DIRECTION: Pull each line holding the word "even" from the data.
___
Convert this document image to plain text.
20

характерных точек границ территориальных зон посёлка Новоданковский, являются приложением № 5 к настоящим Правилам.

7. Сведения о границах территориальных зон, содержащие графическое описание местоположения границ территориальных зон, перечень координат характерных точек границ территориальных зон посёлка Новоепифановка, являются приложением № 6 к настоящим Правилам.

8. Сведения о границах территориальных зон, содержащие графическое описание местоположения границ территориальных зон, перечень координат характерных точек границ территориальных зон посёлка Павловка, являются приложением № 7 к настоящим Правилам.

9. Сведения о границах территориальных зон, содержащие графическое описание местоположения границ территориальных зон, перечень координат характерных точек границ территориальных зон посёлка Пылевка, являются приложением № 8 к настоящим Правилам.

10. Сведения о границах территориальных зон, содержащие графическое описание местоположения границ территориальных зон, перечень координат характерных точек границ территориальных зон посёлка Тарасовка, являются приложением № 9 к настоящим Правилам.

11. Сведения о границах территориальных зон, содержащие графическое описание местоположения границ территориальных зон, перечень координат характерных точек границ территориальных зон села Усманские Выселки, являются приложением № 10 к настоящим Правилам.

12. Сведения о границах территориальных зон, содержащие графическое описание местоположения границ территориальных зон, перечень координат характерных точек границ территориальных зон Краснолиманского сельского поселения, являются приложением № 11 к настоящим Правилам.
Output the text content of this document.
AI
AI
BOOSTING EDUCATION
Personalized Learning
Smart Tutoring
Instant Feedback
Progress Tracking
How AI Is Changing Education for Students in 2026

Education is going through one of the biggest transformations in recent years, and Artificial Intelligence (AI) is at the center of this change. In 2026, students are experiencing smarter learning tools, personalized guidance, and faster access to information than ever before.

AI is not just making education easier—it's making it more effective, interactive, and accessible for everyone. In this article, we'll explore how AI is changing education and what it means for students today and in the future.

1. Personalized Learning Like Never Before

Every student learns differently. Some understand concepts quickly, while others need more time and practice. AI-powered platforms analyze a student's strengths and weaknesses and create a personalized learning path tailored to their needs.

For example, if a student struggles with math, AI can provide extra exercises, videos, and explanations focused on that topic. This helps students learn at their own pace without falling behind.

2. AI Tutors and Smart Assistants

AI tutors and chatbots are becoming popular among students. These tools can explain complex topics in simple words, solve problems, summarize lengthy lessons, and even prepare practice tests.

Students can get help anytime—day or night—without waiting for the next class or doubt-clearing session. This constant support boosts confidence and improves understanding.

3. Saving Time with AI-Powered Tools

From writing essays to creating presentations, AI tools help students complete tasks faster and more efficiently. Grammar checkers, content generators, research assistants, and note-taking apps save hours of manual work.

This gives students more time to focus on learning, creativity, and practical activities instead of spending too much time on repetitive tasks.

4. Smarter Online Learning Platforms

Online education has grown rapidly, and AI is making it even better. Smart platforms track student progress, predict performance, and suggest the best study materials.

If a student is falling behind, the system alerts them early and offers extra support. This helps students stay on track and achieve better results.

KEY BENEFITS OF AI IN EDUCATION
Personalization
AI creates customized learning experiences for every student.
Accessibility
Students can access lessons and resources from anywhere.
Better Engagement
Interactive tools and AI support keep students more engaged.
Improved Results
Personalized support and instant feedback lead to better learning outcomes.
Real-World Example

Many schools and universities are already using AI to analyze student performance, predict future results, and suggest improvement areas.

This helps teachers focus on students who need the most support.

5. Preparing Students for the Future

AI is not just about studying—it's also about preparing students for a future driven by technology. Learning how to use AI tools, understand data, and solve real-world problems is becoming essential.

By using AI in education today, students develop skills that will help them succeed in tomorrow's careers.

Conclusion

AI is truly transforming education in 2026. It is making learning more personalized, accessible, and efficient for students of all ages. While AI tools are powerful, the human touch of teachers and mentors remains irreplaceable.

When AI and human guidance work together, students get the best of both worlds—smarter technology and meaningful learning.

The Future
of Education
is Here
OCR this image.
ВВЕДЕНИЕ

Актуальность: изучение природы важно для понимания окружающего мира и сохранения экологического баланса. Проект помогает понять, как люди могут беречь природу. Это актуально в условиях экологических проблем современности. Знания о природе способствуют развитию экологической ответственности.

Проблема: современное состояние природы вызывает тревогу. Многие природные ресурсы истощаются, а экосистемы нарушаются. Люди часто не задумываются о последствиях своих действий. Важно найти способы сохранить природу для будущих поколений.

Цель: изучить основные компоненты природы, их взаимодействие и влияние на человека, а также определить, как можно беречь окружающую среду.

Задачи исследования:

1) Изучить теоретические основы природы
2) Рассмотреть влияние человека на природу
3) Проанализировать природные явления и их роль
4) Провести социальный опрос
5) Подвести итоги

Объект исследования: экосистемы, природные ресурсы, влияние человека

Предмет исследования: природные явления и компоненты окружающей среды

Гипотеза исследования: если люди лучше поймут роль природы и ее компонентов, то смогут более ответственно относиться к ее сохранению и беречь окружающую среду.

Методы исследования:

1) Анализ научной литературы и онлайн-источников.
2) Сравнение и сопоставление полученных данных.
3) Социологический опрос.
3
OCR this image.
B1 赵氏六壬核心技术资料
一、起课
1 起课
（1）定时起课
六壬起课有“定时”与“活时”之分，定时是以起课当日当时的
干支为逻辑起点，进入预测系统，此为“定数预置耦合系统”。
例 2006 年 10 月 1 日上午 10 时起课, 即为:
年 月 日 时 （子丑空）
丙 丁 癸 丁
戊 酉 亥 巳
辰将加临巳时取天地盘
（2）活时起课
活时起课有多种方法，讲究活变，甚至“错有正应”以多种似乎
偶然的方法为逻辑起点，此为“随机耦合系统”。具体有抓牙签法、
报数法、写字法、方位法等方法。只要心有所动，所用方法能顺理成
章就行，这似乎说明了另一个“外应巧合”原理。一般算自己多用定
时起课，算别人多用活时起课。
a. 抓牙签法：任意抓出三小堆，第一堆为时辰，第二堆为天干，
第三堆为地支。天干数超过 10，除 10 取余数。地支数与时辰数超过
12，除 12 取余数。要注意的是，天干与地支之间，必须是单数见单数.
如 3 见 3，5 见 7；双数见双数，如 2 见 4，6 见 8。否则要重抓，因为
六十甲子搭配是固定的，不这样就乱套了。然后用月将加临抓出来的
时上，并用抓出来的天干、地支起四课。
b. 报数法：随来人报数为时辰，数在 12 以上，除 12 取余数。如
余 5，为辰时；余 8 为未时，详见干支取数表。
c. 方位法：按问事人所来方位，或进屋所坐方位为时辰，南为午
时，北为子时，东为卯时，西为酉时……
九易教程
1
___
FINISHED EXERCISE:
AI tutors and chatbots are becoming popular among students. These tools can explain complex topics in simple words, solve problems, summarize lengthy lessons, and even prepare practice tests.
Online education has grown rapidly, and AI is making it even better. Smart platforms track student progress, predict performance, and suggest the best study materials.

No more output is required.